**DATASET EXCERPTS**
══════

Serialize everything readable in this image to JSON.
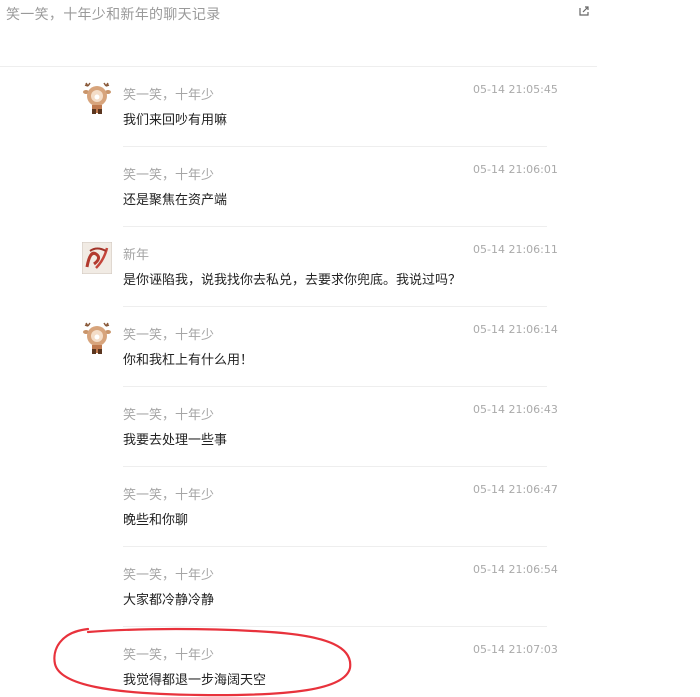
{
  "page": {
    "title": "笑一笑，十年少和新年的聊天记录"
  },
  "messages": [
    {
      "sender": "笑一笑，十年少",
      "time": "05-14 21:05:45",
      "text": "我们来回吵有用嘛",
      "avatar": "deer-avatar"
    },
    {
      "sender": "笑一笑，十年少",
      "time": "05-14 21:06:01",
      "text": "还是聚焦在资产端",
      "avatar": ""
    },
    {
      "sender": "新年",
      "time": "05-14 21:06:11",
      "text": "是你诬陷我，说我找你去私兑，去要求你兜底。我说过吗？",
      "avatar": "calligraphy-avatar"
    },
    {
      "sender": "笑一笑，十年少",
      "time": "05-14 21:06:14",
      "text": "你和我杠上有什么用！",
      "avatar": "deer-avatar"
    },
    {
      "sender": "笑一笑，十年少",
      "time": "05-14 21:06:43",
      "text": "我要去处理一些事",
      "avatar": ""
    },
    {
      "sender": "笑一笑，十年少",
      "time": "05-14 21:06:47",
      "text": "晚些和你聊",
      "avatar": ""
    },
    {
      "sender": "笑一笑，十年少",
      "time": "05-14 21:06:54",
      "text": "大家都冷静冷静",
      "avatar": ""
    },
    {
      "sender": "笑一笑，十年少",
      "time": "05-14 21:07:03",
      "text": "我觉得都退一步海阔天空",
      "avatar": ""
    }
  ],
  "icons": {
    "share": "share-icon"
  },
  "colors": {
    "annotation": "#e8323c",
    "timestamp": "#aaaaaa",
    "sender": "#a5a5a5",
    "message_text": "#222222"
  }
}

══════

**PROBLEM DESCRIPTION**
Output the entries above exactly, without their pictures.

**CORRECT ANSWER**
Serialize everything readable in this image to JSON.
{
  "page": {
    "title": "笑一笑，十年少和新年的聊天记录"
  },
  "messages": [
    {
      "sender": "笑一笑，十年少",
      "time": "05-14 21:05:45",
      "text": "我们来回吵有用嘛",
      "avatar": "deer-avatar"
    },
    {
      "sender": "笑一笑，十年少",
      "time": "05-14 21:06:01",
      "text": "还是聚焦在资产端",
      "avatar": ""
    },
    {
      "sender": "新年",
      "time": "05-14 21:06:11",
      "text": "是你诬陷我，说我找你去私兑，去要求你兜底。我说过吗？",
      "avatar": "calligraphy-avatar"
    },
    {
      "sender": "笑一笑，十年少",
      "time": "05-14 21:06:14",
      "text": "你和我杠上有什么用！",
      "avatar": "deer-avatar"
    },
    {
      "sender": "笑一笑，十年少",
      "time": "05-14 21:06:43",
      "text": "我要去处理一些事",
      "avatar": ""
    },
    {
      "sender": "笑一笑，十年少",
      "time": "05-14 21:06:47",
      "text": "晚些和你聊",
      "avatar": ""
    },
    {
      "sender": "笑一笑，十年少",
      "time": "05-14 21:06:54",
      "text": "大家都冷静冷静",
      "avatar": ""
    },
    {
      "sender": "笑一笑，十年少",
      "time": "05-14 21:07:03",
      "text": "我觉得都退一步海阔天空",
      "avatar": ""
    }
  ],
  "icons": {
    "share": "share-icon"
  },
  "colors": {
    "annotation": "#e8323c",
    "timestamp": "#aaaaaa",
    "sender": "#a5a5a5",
    "message_text": "#222222"
  }
}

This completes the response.